## Start
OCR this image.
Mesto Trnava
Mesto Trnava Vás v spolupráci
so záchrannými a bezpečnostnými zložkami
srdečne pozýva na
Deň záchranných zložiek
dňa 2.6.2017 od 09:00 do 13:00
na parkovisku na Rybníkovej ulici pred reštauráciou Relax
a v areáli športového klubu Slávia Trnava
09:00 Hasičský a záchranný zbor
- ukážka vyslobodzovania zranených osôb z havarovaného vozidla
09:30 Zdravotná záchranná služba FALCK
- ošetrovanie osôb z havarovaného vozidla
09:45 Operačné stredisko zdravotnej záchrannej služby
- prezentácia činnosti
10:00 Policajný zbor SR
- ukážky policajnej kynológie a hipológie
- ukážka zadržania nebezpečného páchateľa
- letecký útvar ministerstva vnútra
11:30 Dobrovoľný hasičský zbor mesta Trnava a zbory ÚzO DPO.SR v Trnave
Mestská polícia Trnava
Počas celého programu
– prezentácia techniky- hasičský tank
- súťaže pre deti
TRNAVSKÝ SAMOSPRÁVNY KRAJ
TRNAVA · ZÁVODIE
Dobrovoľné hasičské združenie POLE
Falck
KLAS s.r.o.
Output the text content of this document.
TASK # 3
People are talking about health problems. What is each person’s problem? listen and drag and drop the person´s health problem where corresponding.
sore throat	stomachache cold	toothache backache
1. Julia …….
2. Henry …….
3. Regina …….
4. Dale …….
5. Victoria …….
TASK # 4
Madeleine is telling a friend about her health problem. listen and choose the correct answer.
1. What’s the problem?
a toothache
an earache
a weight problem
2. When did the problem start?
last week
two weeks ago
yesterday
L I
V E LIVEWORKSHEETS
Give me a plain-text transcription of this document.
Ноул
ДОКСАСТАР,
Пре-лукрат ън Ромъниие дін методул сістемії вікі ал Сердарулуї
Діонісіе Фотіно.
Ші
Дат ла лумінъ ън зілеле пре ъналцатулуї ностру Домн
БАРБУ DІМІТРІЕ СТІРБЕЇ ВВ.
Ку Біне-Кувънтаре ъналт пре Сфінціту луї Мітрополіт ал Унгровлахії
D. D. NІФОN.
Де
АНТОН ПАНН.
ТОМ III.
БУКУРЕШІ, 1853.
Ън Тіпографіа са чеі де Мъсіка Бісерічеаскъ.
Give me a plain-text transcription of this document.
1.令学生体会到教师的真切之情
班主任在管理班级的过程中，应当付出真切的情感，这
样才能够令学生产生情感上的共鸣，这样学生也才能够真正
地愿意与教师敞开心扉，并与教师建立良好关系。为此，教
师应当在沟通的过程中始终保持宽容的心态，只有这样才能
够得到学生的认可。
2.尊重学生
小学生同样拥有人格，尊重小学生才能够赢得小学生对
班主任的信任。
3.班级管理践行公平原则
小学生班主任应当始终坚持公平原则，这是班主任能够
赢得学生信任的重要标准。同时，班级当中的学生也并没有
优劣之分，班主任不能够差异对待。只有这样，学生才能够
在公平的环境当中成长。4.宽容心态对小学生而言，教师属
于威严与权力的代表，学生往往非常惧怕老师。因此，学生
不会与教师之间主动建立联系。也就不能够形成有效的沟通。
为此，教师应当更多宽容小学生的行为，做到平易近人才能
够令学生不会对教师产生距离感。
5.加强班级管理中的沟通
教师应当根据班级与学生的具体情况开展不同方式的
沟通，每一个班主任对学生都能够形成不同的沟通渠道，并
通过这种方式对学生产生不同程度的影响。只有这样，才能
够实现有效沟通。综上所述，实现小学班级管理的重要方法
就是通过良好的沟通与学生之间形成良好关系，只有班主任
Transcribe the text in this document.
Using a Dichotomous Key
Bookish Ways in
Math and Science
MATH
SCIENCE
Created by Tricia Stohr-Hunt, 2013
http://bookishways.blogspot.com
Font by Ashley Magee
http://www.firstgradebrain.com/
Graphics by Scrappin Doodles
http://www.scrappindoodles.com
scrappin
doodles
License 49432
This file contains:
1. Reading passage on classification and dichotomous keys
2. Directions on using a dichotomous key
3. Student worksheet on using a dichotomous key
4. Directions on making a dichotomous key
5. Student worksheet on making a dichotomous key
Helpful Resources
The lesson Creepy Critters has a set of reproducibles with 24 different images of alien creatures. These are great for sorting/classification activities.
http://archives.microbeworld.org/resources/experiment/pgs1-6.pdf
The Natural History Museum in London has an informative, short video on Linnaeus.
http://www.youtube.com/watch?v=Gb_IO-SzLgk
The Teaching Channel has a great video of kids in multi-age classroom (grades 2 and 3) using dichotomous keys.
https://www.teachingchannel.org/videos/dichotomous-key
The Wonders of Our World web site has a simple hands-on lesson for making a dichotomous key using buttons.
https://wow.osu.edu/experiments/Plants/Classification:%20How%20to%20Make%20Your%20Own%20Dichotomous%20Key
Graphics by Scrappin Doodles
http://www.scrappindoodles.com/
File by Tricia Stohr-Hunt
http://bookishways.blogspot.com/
## End
◆ Work required: Gather all the lines that include the word "blogspot" and copy them out.

◆ Full response:
http://bookishways.blogspot.com
http://bookishways.blogspot.com/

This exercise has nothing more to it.